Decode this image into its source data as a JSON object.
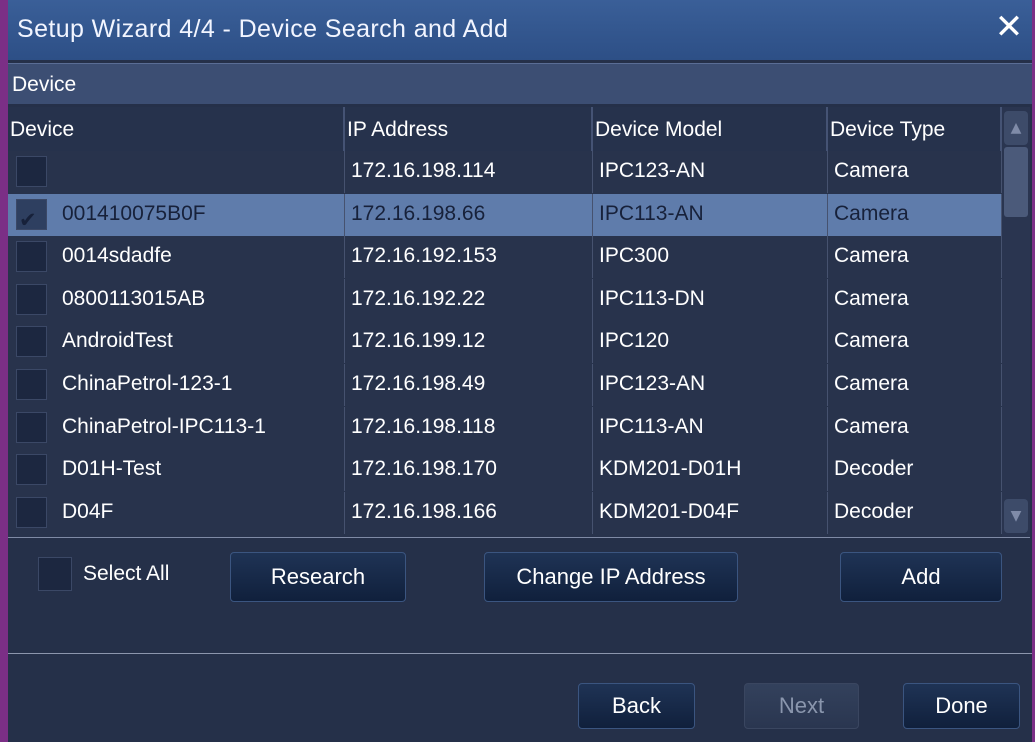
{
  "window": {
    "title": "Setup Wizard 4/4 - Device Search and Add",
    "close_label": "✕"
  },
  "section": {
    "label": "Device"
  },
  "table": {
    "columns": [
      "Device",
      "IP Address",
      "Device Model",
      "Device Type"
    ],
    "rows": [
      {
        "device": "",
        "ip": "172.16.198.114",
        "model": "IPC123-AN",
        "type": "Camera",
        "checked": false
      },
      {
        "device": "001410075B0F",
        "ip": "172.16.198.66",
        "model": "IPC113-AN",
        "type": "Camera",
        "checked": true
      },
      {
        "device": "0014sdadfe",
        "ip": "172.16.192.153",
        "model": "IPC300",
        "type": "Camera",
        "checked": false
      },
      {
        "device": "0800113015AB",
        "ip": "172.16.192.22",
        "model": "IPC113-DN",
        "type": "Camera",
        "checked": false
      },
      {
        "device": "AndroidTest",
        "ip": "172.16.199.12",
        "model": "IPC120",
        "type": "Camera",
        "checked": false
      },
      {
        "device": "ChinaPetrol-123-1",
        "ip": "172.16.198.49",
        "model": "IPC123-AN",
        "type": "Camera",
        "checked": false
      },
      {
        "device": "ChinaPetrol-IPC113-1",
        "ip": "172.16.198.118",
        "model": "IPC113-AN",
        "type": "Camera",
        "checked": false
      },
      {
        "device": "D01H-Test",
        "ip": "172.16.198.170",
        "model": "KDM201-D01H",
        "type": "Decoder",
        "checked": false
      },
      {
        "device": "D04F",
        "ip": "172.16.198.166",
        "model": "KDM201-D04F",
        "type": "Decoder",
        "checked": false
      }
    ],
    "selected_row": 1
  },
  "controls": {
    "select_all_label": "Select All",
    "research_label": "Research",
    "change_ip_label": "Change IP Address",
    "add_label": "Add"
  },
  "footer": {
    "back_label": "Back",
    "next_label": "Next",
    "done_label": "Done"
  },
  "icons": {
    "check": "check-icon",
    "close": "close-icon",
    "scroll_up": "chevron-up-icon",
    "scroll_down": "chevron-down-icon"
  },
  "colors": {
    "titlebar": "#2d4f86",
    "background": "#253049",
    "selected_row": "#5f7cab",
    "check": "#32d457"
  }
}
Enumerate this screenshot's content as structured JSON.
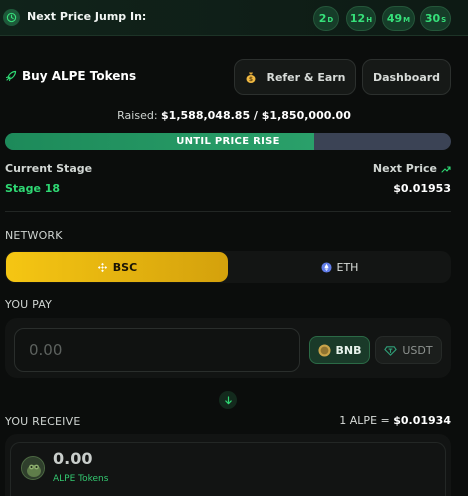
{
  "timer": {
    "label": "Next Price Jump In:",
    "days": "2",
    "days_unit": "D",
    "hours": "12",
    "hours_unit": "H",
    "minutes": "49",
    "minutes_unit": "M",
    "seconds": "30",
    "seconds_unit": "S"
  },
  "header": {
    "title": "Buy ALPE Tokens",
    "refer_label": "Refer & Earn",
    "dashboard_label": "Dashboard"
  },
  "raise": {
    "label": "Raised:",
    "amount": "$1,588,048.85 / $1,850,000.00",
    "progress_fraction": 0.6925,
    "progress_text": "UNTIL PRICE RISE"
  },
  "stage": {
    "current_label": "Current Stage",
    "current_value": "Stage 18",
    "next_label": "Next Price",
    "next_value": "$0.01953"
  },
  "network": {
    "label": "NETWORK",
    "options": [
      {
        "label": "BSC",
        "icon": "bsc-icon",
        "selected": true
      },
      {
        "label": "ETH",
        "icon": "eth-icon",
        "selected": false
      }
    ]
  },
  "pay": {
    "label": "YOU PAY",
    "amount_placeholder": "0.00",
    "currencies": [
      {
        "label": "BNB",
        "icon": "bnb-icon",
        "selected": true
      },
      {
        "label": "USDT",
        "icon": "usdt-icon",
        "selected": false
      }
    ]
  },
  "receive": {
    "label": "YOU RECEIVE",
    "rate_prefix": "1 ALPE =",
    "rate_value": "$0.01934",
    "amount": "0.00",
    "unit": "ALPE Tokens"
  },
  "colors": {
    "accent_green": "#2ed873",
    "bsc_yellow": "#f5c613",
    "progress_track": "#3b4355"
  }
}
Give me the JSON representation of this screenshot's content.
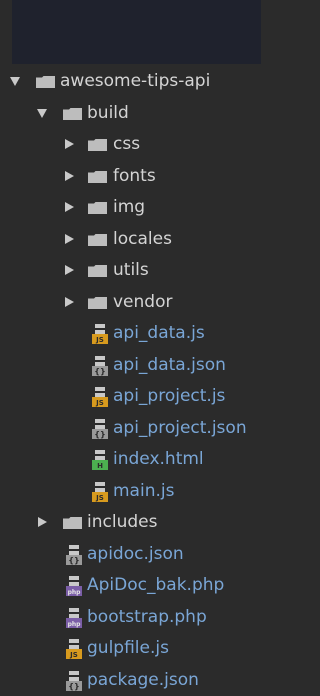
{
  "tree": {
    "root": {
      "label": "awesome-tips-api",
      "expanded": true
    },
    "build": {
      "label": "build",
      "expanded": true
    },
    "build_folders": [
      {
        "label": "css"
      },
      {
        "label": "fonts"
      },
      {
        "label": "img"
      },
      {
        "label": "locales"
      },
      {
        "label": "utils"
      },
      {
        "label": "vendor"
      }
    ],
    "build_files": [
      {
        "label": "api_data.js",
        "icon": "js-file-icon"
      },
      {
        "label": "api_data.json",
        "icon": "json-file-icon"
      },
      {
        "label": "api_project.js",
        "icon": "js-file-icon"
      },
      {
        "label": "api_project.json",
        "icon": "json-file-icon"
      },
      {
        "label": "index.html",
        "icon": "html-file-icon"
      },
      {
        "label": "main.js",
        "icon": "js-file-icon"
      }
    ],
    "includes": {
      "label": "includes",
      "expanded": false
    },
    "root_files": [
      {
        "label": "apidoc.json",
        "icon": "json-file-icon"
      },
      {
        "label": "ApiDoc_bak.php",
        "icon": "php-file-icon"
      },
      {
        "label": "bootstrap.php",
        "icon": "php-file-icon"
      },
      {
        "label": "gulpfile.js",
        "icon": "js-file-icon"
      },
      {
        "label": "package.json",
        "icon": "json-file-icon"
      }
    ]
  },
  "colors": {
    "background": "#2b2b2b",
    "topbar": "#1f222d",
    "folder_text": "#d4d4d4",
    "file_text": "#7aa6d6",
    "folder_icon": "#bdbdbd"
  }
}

● ● ● ● ●

(Problem to solve): Repeat the records in full, exactly as they appear, without the pictures.

(Response to the task):
Decode this image into its source data as a JSON object.
{
  "window": {
    "title": "Setup Wizard 4/4 - Device Search and Add",
    "close_label": "✕"
  },
  "section": {
    "label": "Device"
  },
  "table": {
    "columns": [
      "Device",
      "IP Address",
      "Device Model",
      "Device Type"
    ],
    "rows": [
      {
        "device": "",
        "ip": "172.16.198.114",
        "model": "IPC123-AN",
        "type": "Camera",
        "checked": false
      },
      {
        "device": "001410075B0F",
        "ip": "172.16.198.66",
        "model": "IPC113-AN",
        "type": "Camera",
        "checked": true
      },
      {
        "device": "0014sdadfe",
        "ip": "172.16.192.153",
        "model": "IPC300",
        "type": "Camera",
        "checked": false
      },
      {
        "device": "0800113015AB",
        "ip": "172.16.192.22",
        "model": "IPC113-DN",
        "type": "Camera",
        "checked": false
      },
      {
        "device": "AndroidTest",
        "ip": "172.16.199.12",
        "model": "IPC120",
        "type": "Camera",
        "checked": false
      },
      {
        "device": "ChinaPetrol-123-1",
        "ip": "172.16.198.49",
        "model": "IPC123-AN",
        "type": "Camera",
        "checked": false
      },
      {
        "device": "ChinaPetrol-IPC113-1",
        "ip": "172.16.198.118",
        "model": "IPC113-AN",
        "type": "Camera",
        "checked": false
      },
      {
        "device": "D01H-Test",
        "ip": "172.16.198.170",
        "model": "KDM201-D01H",
        "type": "Decoder",
        "checked": false
      },
      {
        "device": "D04F",
        "ip": "172.16.198.166",
        "model": "KDM201-D04F",
        "type": "Decoder",
        "checked": false
      }
    ],
    "selected_row": 1
  },
  "controls": {
    "select_all_label": "Select All",
    "research_label": "Research",
    "change_ip_label": "Change IP Address",
    "add_label": "Add"
  },
  "footer": {
    "back_label": "Back",
    "next_label": "Next",
    "done_label": "Done"
  },
  "icons": {
    "check": "check-icon",
    "close": "close-icon",
    "scroll_up": "chevron-up-icon",
    "scroll_down": "chevron-down-icon"
  },
  "colors": {
    "titlebar": "#2d4f86",
    "background": "#253049",
    "selected_row": "#5f7cab",
    "check": "#32d457"
  }
}
Enumerate this screenshot's content as structured JSON.
{
  "timer": {
    "label": "Next Price Jump In:",
    "days": "2",
    "days_unit": "D",
    "hours": "12",
    "hours_unit": "H",
    "minutes": "49",
    "minutes_unit": "M",
    "seconds": "30",
    "seconds_unit": "S"
  },
  "header": {
    "title": "Buy ALPE Tokens",
    "refer_label": "Refer & Earn",
    "dashboard_label": "Dashboard"
  },
  "raise": {
    "label": "Raised:",
    "amount": "$1,588,048.85 / $1,850,000.00",
    "progress_fraction": 0.6925,
    "progress_text": "UNTIL PRICE RISE"
  },
  "stage": {
    "current_label": "Current Stage",
    "current_value": "Stage 18",
    "next_label": "Next Price",
    "next_value": "$0.01953"
  },
  "network": {
    "label": "NETWORK",
    "options": [
      {
        "label": "BSC",
        "icon": "bsc-icon",
        "selected": true
      },
      {
        "label": "ETH",
        "icon": "eth-icon",
        "selected": false
      }
    ]
  },
  "pay": {
    "label": "YOU PAY",
    "amount_placeholder": "0.00",
    "currencies": [
      {
        "label": "BNB",
        "icon": "bnb-icon",
        "selected": true
      },
      {
        "label": "USDT",
        "icon": "usdt-icon",
        "selected": false
      }
    ]
  },
  "receive": {
    "label": "YOU RECEIVE",
    "rate_prefix": "1 ALPE =",
    "rate_value": "$0.01934",
    "amount": "0.00",
    "unit": "ALPE Tokens"
  },
  "colors": {
    "accent_green": "#2ed873",
    "bsc_yellow": "#f5c613",
    "progress_track": "#3b4355"
  }
}
Give me the JSON representation of this screenshot's content.
{
  "tree": {
    "root": {
      "label": "awesome-tips-api",
      "expanded": true
    },
    "build": {
      "label": "build",
      "expanded": true
    },
    "build_folders": [
      {
        "label": "css"
      },
      {
        "label": "fonts"
      },
      {
        "label": "img"
      },
      {
        "label": "locales"
      },
      {
        "label": "utils"
      },
      {
        "label": "vendor"
      }
    ],
    "build_files": [
      {
        "label": "api_data.js",
        "icon": "js-file-icon"
      },
      {
        "label": "api_data.json",
        "icon": "json-file-icon"
      },
      {
        "label": "api_project.js",
        "icon": "js-file-icon"
      },
      {
        "label": "api_project.json",
        "icon": "json-file-icon"
      },
      {
        "label": "index.html",
        "icon": "html-file-icon"
      },
      {
        "label": "main.js",
        "icon": "js-file-icon"
      }
    ],
    "includes": {
      "label": "includes",
      "expanded": false
    },
    "root_files": [
      {
        "label": "apidoc.json",
        "icon": "json-file-icon"
      },
      {
        "label": "ApiDoc_bak.php",
        "icon": "php-file-icon"
      },
      {
        "label": "bootstrap.php",
        "icon": "php-file-icon"
      },
      {
        "label": "gulpfile.js",
        "icon": "js-file-icon"
      },
      {
        "label": "package.json",
        "icon": "json-file-icon"
      }
    ]
  },
  "colors": {
    "background": "#2b2b2b",
    "topbar": "#1f222d",
    "folder_text": "#d4d4d4",
    "file_text": "#7aa6d6",
    "folder_icon": "#bdbdbd"
  }
}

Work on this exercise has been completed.